### [STORED RECORDS]
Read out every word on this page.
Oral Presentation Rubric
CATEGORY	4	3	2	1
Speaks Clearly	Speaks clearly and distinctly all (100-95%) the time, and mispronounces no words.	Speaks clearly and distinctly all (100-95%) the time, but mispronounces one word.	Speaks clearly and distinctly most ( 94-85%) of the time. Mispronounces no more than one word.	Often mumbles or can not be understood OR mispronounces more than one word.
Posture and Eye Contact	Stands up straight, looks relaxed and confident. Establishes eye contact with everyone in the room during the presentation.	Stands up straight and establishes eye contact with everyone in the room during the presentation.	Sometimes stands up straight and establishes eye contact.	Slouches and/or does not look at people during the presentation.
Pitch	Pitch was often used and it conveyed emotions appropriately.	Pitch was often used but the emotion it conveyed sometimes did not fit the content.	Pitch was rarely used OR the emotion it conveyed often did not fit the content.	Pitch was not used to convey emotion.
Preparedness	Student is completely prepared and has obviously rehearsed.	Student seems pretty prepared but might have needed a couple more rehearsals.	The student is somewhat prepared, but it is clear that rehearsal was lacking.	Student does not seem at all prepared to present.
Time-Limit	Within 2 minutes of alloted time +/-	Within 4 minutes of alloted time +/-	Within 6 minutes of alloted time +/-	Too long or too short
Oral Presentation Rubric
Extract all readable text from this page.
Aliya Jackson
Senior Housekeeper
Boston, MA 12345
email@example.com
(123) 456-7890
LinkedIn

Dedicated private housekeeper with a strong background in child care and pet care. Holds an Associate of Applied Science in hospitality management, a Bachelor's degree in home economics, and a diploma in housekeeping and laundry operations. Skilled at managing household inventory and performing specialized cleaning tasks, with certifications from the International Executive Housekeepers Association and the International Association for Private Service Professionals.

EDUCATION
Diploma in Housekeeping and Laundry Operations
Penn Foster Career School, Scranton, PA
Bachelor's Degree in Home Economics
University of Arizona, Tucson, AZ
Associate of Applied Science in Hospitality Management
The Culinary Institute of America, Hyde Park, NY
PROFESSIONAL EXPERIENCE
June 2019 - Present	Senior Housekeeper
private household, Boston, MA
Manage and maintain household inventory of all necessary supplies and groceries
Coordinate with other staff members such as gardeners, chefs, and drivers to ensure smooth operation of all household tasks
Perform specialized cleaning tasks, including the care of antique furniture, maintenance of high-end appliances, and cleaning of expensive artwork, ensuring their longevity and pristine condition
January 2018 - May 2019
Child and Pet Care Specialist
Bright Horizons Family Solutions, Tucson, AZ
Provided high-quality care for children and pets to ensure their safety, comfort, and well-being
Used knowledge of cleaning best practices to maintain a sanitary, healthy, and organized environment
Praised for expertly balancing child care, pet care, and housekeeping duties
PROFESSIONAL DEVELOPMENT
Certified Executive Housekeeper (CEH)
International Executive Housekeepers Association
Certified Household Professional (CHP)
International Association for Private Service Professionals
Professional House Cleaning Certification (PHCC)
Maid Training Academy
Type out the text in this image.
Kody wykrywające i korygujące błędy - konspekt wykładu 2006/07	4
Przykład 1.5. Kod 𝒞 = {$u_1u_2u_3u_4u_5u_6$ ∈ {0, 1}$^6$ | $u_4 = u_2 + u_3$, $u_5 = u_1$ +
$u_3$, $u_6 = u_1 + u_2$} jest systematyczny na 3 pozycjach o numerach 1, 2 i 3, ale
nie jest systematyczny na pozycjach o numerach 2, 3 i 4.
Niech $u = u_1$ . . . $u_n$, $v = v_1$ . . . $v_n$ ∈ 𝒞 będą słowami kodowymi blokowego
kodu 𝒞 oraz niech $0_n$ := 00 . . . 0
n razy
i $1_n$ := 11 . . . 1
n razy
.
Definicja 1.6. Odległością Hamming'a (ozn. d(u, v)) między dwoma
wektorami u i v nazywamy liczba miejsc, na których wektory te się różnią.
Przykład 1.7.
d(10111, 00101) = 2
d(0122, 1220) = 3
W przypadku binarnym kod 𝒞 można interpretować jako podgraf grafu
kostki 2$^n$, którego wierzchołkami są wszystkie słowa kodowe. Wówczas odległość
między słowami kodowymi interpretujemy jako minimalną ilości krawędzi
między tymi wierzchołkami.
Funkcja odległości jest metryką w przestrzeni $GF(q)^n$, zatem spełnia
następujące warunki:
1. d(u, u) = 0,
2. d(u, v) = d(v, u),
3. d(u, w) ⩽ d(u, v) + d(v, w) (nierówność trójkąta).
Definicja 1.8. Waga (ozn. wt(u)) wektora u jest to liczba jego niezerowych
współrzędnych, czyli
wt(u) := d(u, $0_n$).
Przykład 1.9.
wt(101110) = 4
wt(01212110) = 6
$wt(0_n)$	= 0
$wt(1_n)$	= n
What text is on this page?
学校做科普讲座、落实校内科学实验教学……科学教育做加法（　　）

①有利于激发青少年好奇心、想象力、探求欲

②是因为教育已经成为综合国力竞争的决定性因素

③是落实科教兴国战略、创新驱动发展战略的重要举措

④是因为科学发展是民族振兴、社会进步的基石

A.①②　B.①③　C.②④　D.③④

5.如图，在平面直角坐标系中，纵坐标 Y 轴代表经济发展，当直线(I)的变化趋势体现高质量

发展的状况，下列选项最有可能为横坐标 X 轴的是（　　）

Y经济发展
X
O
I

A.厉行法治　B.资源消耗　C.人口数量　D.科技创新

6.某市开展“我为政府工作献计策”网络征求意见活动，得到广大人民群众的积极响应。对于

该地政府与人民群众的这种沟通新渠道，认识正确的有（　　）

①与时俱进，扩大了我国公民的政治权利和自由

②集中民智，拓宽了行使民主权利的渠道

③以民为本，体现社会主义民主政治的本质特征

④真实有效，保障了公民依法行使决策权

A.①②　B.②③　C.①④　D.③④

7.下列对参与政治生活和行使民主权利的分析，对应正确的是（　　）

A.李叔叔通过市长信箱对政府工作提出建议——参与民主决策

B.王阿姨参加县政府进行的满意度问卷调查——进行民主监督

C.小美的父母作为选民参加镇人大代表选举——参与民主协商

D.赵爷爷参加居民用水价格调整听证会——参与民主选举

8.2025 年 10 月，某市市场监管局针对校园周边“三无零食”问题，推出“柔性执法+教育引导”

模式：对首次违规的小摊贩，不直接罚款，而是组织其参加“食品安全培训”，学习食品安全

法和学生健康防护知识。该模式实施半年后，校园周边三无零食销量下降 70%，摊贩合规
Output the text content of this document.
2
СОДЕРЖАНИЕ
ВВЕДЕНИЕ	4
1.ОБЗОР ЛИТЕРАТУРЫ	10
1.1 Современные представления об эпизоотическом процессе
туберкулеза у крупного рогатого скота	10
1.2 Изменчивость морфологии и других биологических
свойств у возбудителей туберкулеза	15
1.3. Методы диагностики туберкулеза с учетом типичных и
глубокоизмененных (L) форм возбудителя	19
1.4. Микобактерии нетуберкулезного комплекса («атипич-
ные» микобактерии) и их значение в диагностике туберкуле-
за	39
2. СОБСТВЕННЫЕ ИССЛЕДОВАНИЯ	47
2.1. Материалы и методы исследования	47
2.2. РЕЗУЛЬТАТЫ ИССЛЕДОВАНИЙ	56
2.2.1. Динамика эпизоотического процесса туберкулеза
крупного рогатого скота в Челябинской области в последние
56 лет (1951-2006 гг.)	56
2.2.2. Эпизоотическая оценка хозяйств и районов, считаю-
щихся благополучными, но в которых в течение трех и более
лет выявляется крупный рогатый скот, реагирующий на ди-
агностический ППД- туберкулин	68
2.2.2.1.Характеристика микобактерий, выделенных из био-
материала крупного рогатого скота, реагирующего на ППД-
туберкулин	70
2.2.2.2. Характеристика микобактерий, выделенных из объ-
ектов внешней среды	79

### [WHAT YOU SHOULD DO]
Take every line containing the word "wierzchołkami" and copy it.

### [SOLUTION TO THIS EXERCISE]
kostki 2$^n$, którego wierzchołkami są wszystkie słowa kodowe. Wówczas odległość
między tymi wierzchołkami.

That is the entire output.